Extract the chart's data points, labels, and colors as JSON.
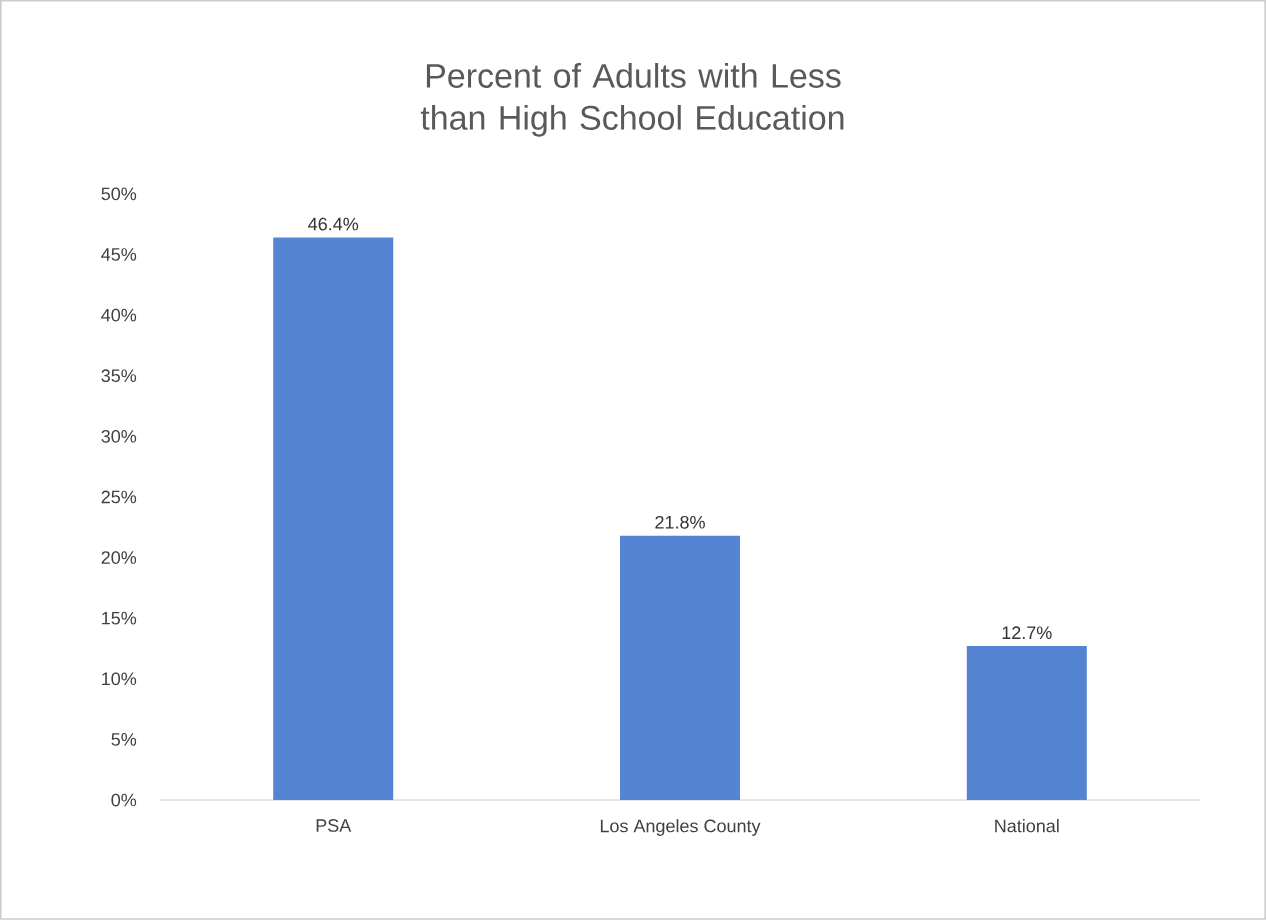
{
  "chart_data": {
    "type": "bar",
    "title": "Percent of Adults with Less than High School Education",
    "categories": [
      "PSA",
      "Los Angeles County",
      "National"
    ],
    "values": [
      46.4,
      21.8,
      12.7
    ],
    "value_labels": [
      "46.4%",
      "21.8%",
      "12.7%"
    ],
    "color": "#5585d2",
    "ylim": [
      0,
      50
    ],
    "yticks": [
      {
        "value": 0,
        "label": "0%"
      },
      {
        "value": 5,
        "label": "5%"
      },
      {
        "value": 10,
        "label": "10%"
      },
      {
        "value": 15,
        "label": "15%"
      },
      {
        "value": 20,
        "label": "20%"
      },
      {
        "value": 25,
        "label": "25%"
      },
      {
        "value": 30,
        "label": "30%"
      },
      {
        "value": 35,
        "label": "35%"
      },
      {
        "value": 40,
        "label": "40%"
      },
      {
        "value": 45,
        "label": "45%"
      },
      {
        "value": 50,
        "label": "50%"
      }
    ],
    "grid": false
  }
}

####

Leave the pictures out, and print every line of the listing exactly as written.

Extract the chart's data points, labels, and colors as JSON.
{
  "chart_data": {
    "type": "bar",
    "title": "Percent of Adults with Less than High School Education",
    "categories": [
      "PSA",
      "Los Angeles County",
      "National"
    ],
    "values": [
      46.4,
      21.8,
      12.7
    ],
    "value_labels": [
      "46.4%",
      "21.8%",
      "12.7%"
    ],
    "color": "#5585d2",
    "ylim": [
      0,
      50
    ],
    "yticks": [
      {
        "value": 0,
        "label": "0%"
      },
      {
        "value": 5,
        "label": "5%"
      },
      {
        "value": 10,
        "label": "10%"
      },
      {
        "value": 15,
        "label": "15%"
      },
      {
        "value": 20,
        "label": "20%"
      },
      {
        "value": 25,
        "label": "25%"
      },
      {
        "value": 30,
        "label": "30%"
      },
      {
        "value": 35,
        "label": "35%"
      },
      {
        "value": 40,
        "label": "40%"
      },
      {
        "value": 45,
        "label": "45%"
      },
      {
        "value": 50,
        "label": "50%"
      }
    ],
    "grid": false
  }
}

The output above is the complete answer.